## TEXTE DE LECTURE

********************

La ville de Toronto (Canada), enveloppée par la fumée émanant de feux de forêt, le 15 juillet 2026. COLE BURSTON/AFP

Un ciel assombri par un épais nuage jaunâtre. Les habitants de Toronto (Ontario) ont été appelés, mercredi 15 juillet, à ne pas sortir, la ville la plus peuplée du Canada enregistrant l’une des pires qualités de l’air au monde en raison des fumées dégagées par des feux de forêt pourtant distants de plusieurs centaines de kilomètres. Ces fumées ont également entraîné une dégradation de l’air dans l’est des Etats-Unis.

D’après les données collectées par la société IQAir, Toronto était, vers 23 h 15 heure française, la deuxième métropole la plus polluée au monde, derrière Kinshasa (République démocratique du Congo), après avoir été la plus polluée une grande partie de la journée.

********************

## DONNÉES DE L'EXERCICE
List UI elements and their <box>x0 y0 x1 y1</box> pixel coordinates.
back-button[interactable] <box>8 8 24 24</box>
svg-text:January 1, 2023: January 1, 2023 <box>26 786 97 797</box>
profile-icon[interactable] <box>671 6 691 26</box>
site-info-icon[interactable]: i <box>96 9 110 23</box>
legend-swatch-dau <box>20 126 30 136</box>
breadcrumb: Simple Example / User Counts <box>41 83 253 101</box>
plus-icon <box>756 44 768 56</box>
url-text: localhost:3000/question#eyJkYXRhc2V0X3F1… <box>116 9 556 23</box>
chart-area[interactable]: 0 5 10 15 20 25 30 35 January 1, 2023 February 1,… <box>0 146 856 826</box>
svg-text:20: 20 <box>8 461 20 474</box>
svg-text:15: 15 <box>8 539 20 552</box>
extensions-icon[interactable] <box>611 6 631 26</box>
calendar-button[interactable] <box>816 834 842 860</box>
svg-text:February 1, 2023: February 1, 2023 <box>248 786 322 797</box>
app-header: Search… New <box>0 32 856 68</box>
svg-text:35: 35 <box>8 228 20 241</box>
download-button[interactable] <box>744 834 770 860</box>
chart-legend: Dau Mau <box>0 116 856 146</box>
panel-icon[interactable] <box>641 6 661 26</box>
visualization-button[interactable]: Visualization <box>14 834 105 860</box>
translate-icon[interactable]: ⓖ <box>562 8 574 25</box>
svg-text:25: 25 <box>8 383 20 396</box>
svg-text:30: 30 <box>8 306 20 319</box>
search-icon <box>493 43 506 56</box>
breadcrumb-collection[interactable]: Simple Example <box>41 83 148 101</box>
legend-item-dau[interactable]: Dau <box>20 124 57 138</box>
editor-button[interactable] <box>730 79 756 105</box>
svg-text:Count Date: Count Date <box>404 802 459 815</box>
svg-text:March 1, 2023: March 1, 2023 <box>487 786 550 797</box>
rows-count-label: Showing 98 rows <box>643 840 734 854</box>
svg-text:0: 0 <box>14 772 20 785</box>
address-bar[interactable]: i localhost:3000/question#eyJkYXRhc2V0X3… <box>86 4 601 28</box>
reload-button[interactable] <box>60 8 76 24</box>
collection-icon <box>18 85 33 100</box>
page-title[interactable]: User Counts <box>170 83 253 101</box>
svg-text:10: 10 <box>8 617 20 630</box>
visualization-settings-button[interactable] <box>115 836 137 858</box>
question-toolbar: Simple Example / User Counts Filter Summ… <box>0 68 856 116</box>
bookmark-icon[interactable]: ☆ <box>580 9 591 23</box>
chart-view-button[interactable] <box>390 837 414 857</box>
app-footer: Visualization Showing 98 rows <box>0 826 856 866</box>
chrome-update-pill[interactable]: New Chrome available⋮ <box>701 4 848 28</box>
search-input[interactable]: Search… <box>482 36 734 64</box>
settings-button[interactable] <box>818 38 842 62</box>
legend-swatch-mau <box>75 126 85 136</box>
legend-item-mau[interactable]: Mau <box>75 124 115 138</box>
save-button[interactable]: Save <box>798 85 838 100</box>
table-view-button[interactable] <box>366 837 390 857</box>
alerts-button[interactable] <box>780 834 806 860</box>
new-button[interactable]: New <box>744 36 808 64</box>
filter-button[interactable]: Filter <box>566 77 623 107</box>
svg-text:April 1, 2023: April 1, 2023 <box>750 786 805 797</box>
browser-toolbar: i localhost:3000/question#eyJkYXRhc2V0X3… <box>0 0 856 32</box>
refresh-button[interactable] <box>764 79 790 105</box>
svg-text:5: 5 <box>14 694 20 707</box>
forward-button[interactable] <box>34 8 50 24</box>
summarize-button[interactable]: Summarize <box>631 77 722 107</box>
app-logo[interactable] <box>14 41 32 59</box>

********************

## CONSIGNE
Rédigez la suite de l'article sur les fumées de feux de forêt à Toronto, à partir de sa dernière phrase.

## RÉPONSE
« Les feux de forêt sont le principal facteur de la hausse de la pollution à Toronto, même si les températures supérieures à la moyenne jouent également un rôle », a affirmé à l’Agence France-Presse (AFP) Armen Araradian, de IQAir.

Plusieurs feux de forêt sont actuellement actifs à des centaines de kilomètres de Toronto, dans le nord-ouest de la province dont elle est la capitale, l’Ontario. Portées par le vent, les fumées qu’ils dégagent ont atteint, mardi soir, la métropole.